Tally the lines that hold the string "words", and reply with the count alone.

Material for this exercise

- - - -

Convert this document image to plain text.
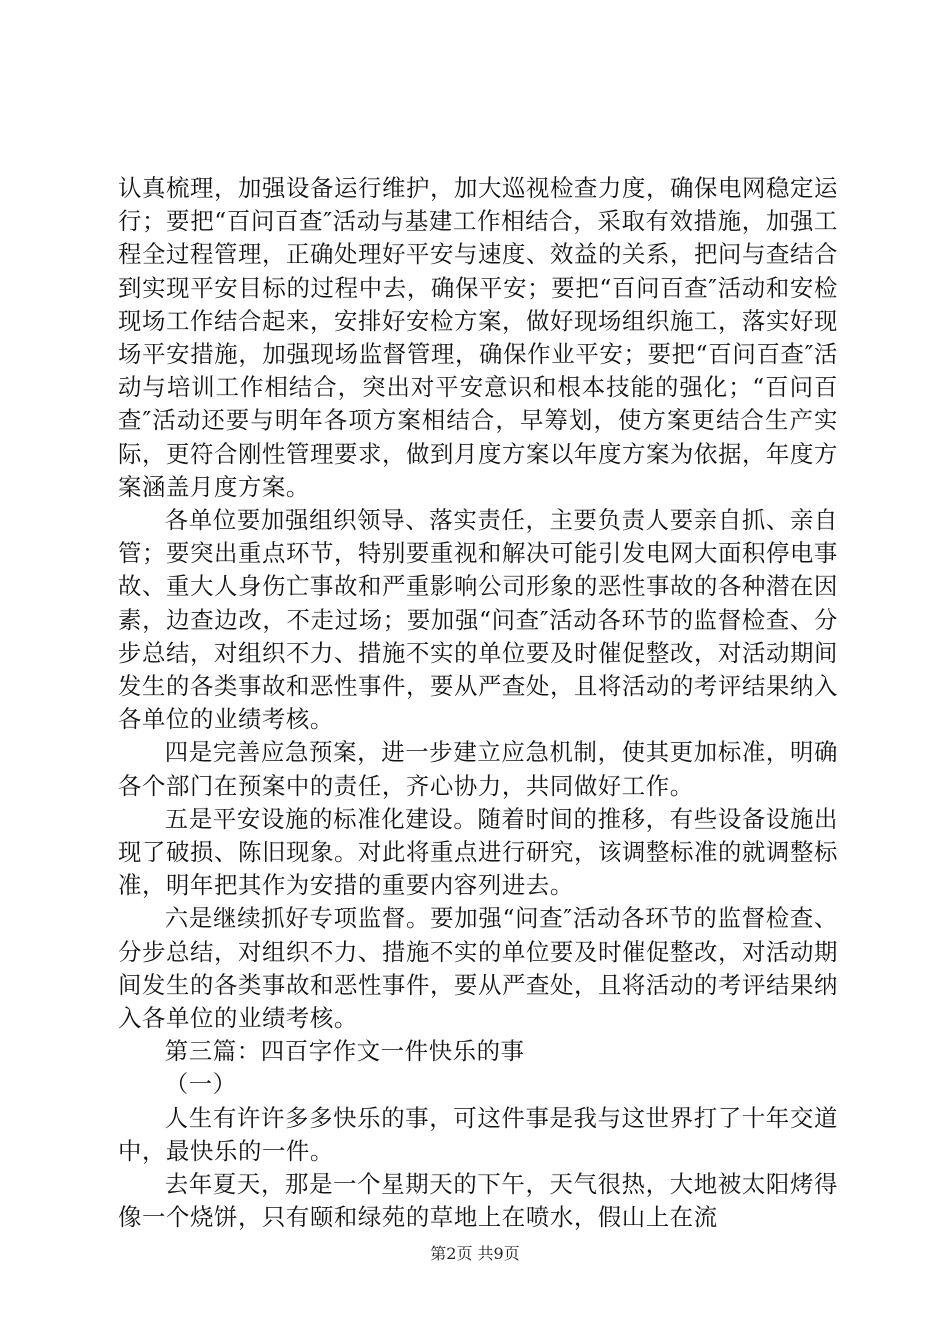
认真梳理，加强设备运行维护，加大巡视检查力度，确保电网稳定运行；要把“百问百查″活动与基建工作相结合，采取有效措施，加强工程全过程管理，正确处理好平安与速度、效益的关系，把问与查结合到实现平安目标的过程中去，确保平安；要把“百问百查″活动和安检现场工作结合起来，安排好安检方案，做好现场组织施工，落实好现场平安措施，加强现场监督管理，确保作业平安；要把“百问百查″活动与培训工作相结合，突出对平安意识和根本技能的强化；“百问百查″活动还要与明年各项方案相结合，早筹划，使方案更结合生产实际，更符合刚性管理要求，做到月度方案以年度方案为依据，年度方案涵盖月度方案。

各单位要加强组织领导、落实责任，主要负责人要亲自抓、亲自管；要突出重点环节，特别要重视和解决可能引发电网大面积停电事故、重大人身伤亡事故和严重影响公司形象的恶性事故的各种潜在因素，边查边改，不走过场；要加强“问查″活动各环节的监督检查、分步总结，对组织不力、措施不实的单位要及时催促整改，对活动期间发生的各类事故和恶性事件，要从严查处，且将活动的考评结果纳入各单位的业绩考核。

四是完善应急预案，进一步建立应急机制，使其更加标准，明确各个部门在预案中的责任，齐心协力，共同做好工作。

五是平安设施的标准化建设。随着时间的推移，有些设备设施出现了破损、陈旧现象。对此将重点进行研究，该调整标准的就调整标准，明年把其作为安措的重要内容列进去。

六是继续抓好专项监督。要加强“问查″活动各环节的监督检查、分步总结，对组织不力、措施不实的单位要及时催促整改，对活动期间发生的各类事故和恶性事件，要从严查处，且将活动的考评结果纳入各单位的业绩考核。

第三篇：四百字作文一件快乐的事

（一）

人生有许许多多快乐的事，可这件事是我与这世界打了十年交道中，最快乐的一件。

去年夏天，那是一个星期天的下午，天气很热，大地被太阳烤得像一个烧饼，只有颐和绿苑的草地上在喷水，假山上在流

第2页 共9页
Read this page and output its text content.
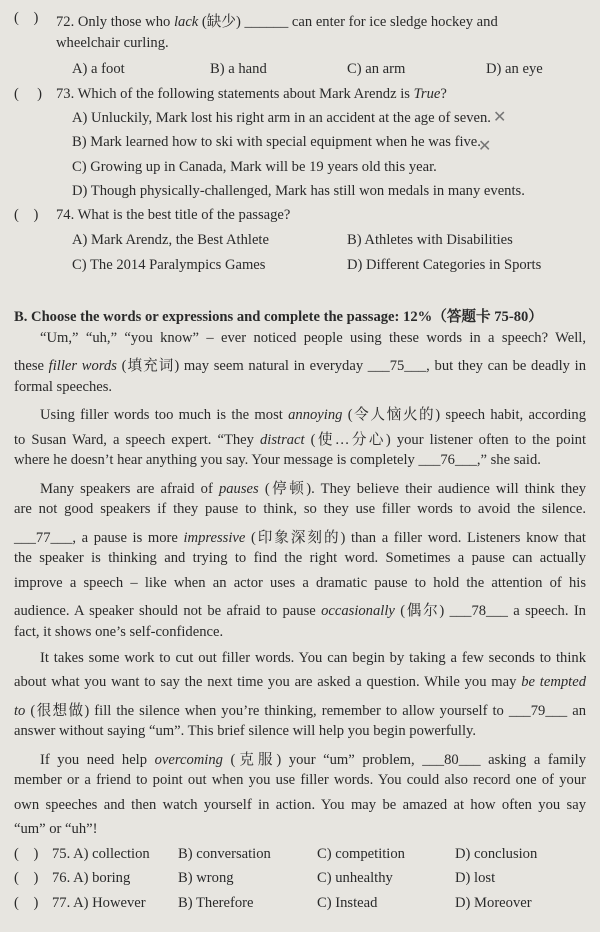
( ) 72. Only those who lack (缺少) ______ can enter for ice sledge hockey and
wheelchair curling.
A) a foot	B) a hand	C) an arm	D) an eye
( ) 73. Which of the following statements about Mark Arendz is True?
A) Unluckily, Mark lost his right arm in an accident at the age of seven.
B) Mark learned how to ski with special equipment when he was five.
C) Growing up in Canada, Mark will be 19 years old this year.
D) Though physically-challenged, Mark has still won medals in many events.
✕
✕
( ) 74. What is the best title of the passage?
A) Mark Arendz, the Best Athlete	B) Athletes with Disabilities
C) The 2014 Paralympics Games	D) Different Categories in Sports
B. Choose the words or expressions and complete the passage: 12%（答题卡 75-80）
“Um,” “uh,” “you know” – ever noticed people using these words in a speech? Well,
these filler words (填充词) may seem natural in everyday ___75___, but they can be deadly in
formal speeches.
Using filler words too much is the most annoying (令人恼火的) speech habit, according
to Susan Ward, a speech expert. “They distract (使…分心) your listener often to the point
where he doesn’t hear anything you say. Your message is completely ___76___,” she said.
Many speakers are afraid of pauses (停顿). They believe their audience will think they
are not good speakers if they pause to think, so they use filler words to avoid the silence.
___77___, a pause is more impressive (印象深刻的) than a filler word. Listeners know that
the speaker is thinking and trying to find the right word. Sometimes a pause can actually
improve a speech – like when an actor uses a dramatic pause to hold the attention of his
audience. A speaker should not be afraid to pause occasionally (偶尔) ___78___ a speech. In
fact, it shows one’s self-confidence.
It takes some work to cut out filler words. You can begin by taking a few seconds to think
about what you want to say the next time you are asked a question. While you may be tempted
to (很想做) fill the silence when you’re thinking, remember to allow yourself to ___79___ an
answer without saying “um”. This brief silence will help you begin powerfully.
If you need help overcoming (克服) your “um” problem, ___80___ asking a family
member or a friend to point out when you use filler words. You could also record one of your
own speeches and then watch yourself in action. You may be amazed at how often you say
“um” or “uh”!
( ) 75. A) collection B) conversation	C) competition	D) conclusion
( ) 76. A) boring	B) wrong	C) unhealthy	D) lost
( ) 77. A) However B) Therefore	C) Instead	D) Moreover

- - - -

Response to this task
7